OBJECTIVE: Each entry must appear again exactly as it does in the source.

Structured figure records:
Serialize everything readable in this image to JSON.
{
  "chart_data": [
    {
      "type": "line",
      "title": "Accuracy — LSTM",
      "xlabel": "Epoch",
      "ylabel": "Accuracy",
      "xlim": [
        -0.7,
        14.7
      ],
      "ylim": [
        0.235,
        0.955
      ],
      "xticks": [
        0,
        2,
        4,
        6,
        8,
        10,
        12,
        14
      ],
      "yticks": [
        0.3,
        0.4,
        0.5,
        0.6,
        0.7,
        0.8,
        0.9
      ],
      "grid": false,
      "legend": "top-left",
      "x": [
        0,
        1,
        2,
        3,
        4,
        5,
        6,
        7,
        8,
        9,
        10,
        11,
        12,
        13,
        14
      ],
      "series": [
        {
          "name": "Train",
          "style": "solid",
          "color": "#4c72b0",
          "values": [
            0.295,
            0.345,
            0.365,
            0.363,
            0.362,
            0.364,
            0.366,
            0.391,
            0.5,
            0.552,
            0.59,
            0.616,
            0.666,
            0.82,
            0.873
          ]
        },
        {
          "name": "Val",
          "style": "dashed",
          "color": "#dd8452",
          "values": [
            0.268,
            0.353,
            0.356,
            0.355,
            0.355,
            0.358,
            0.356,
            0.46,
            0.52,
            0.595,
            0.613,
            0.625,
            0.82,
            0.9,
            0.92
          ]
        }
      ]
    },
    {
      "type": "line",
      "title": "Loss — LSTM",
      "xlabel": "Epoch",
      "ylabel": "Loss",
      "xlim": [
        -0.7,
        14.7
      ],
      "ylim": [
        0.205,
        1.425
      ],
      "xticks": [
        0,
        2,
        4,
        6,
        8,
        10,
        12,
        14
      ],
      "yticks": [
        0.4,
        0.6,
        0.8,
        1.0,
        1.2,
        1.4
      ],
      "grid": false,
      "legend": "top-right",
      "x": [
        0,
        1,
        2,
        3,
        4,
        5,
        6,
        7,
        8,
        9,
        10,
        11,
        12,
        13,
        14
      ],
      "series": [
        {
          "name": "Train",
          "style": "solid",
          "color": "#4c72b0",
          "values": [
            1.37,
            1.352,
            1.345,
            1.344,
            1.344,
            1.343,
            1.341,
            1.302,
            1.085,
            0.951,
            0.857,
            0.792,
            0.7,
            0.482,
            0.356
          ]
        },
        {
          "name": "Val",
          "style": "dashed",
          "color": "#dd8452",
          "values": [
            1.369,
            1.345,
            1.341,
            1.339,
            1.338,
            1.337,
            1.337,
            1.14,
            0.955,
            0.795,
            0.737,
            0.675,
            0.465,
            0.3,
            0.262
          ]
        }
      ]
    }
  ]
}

RESPONSE TO THIS EXERCISE:
Serialize everything readable in this image to JSON.
{
  "chart_data": [
    {
      "type": "line",
      "title": "Accuracy — LSTM",
      "xlabel": "Epoch",
      "ylabel": "Accuracy",
      "xlim": [
        -0.7,
        14.7
      ],
      "ylim": [
        0.235,
        0.955
      ],
      "xticks": [
        0,
        2,
        4,
        6,
        8,
        10,
        12,
        14
      ],
      "yticks": [
        0.3,
        0.4,
        0.5,
        0.6,
        0.7,
        0.8,
        0.9
      ],
      "grid": false,
      "legend": "top-left",
      "x": [
        0,
        1,
        2,
        3,
        4,
        5,
        6,
        7,
        8,
        9,
        10,
        11,
        12,
        13,
        14
      ],
      "series": [
        {
          "name": "Train",
          "style": "solid",
          "color": "#4c72b0",
          "values": [
            0.295,
            0.345,
            0.365,
            0.363,
            0.362,
            0.364,
            0.366,
            0.391,
            0.5,
            0.552,
            0.59,
            0.616,
            0.666,
            0.82,
            0.873
          ]
        },
        {
          "name": "Val",
          "style": "dashed",
          "color": "#dd8452",
          "values": [
            0.268,
            0.353,
            0.356,
            0.355,
            0.355,
            0.358,
            0.356,
            0.46,
            0.52,
            0.595,
            0.613,
            0.625,
            0.82,
            0.9,
            0.92
          ]
        }
      ]
    },
    {
      "type": "line",
      "title": "Loss — LSTM",
      "xlabel": "Epoch",
      "ylabel": "Loss",
      "xlim": [
        -0.7,
        14.7
      ],
      "ylim": [
        0.205,
        1.425
      ],
      "xticks": [
        0,
        2,
        4,
        6,
        8,
        10,
        12,
        14
      ],
      "yticks": [
        0.4,
        0.6,
        0.8,
        1.0,
        1.2,
        1.4
      ],
      "grid": false,
      "legend": "top-right",
      "x": [
        0,
        1,
        2,
        3,
        4,
        5,
        6,
        7,
        8,
        9,
        10,
        11,
        12,
        13,
        14
      ],
      "series": [
        {
          "name": "Train",
          "style": "solid",
          "color": "#4c72b0",
          "values": [
            1.37,
            1.352,
            1.345,
            1.344,
            1.344,
            1.343,
            1.341,
            1.302,
            1.085,
            0.951,
            0.857,
            0.792,
            0.7,
            0.482,
            0.356
          ]
        },
        {
          "name": "Val",
          "style": "dashed",
          "color": "#dd8452",
          "values": [
            1.369,
            1.345,
            1.341,
            1.339,
            1.338,
            1.337,
            1.337,
            1.14,
            0.955,
            0.795,
            0.737,
            0.675,
            0.465,
            0.3,
            0.262
          ]
        }
      ]
    }
  ]
}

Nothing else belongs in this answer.